▸ **Short problem**
Copy exactly the lines from the "What data populates" line to the end, both included, and nothing else.

## Begin

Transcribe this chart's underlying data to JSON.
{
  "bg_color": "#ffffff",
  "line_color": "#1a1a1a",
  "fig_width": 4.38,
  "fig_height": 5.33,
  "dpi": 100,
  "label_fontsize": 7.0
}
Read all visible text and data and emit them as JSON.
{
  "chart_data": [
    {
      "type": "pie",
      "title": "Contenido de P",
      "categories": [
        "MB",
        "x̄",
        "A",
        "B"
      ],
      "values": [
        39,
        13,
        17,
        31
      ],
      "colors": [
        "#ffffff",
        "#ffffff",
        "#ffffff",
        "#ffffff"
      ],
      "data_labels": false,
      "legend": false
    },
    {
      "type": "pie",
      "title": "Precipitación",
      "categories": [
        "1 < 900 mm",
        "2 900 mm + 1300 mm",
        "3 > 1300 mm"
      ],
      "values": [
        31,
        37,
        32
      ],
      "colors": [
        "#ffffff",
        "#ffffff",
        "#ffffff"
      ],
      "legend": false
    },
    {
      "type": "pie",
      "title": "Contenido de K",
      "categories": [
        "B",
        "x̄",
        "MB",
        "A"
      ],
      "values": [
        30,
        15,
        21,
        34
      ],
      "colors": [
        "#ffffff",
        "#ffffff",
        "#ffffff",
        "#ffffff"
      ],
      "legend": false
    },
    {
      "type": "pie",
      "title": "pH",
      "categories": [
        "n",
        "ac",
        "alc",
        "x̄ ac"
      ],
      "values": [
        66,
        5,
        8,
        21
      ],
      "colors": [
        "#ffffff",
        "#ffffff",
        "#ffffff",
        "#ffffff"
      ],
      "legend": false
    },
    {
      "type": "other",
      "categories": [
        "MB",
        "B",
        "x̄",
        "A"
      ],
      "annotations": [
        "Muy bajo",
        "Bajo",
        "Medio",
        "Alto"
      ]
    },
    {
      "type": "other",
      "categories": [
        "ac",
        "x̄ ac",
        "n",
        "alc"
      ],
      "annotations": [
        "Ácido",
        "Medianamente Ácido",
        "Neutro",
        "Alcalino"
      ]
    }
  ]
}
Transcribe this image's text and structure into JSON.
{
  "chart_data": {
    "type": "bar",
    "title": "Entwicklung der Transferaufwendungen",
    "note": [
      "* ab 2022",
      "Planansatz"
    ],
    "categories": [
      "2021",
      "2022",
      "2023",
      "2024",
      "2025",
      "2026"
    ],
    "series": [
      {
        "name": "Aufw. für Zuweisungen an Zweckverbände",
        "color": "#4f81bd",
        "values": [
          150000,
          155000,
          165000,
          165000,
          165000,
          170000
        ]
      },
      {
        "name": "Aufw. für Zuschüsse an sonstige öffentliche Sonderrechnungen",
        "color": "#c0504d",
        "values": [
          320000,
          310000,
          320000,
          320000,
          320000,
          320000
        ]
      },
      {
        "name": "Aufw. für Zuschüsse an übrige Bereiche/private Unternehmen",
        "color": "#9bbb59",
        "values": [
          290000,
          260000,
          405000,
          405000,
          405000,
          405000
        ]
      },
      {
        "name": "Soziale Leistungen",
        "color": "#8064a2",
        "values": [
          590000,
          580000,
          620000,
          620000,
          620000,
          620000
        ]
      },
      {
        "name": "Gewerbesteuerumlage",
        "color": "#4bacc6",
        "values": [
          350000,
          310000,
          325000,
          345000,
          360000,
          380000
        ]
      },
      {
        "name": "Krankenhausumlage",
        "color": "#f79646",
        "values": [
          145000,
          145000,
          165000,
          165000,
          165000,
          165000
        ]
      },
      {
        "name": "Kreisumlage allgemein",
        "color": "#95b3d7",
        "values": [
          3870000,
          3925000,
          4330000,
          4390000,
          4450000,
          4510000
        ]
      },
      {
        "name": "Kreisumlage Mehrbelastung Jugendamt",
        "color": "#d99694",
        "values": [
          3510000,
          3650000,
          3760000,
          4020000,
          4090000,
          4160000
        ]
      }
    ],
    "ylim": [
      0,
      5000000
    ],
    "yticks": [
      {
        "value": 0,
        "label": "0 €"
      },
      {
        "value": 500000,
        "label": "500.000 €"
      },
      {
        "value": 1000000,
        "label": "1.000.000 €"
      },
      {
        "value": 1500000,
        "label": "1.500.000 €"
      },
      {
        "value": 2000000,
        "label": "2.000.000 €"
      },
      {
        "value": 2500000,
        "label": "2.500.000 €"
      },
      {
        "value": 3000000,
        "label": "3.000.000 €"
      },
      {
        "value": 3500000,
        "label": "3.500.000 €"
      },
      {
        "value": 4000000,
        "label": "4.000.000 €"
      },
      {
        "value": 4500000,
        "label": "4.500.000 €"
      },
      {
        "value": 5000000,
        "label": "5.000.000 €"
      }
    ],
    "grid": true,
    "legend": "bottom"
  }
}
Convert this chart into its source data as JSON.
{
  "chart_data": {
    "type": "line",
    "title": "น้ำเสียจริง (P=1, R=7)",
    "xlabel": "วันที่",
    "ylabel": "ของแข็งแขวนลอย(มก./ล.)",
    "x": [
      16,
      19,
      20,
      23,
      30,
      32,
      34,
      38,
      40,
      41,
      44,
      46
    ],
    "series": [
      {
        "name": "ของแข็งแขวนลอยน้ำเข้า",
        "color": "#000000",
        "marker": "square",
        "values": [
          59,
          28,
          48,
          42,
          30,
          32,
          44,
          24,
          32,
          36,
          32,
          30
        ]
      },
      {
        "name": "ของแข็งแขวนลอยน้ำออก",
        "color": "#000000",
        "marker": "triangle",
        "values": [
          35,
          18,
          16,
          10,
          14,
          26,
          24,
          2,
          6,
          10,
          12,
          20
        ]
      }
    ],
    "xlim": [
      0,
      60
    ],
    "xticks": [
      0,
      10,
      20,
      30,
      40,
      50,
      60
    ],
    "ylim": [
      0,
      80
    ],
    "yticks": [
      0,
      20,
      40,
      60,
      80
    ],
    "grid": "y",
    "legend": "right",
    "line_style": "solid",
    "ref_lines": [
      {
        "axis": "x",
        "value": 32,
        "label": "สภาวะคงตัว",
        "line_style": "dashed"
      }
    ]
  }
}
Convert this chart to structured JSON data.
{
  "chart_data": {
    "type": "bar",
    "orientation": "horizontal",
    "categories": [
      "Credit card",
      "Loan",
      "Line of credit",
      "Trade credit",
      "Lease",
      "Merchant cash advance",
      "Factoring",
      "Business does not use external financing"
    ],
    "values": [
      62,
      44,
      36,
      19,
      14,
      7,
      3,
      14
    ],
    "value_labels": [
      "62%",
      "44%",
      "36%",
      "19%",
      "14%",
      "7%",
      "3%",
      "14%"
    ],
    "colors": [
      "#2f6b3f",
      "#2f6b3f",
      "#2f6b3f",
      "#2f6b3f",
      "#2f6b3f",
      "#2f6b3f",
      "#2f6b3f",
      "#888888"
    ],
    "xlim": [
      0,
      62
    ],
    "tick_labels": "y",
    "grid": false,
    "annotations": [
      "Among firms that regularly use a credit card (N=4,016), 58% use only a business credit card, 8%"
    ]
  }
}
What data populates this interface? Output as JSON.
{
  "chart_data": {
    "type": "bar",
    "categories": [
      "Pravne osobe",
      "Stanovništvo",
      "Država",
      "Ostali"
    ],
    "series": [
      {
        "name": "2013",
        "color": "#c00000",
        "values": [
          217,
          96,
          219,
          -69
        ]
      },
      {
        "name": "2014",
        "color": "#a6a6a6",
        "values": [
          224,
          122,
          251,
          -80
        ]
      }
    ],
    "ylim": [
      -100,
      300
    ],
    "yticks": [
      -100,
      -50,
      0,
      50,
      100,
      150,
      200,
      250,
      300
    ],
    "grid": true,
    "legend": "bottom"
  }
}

## End

▸ **Solution for this problem**
What data populates this interface? Output as JSON.
{
  "chart_data": {
    "type": "bar",
    "categories": [
      "Pravne osobe",
      "Stanovništvo",
      "Država",
      "Ostali"
    ],
    "series": [
      {
        "name": "2013",
        "color": "#c00000",
        "values": [
          217,
          96,
          219,
          -69
        ]
      },
      {
        "name": "2014",
        "color": "#a6a6a6",
        "values": [
          224,
          122,
          251,
          -80
        ]
      }
    ],
    "ylim": [
      -100,
      300
    ],
    "yticks": [
      -100,
      -50,
      0,
      50,
      100,
      150,
      200,
      250,
      300
    ],
    "grid": true,
    "legend": "bottom"
  }
}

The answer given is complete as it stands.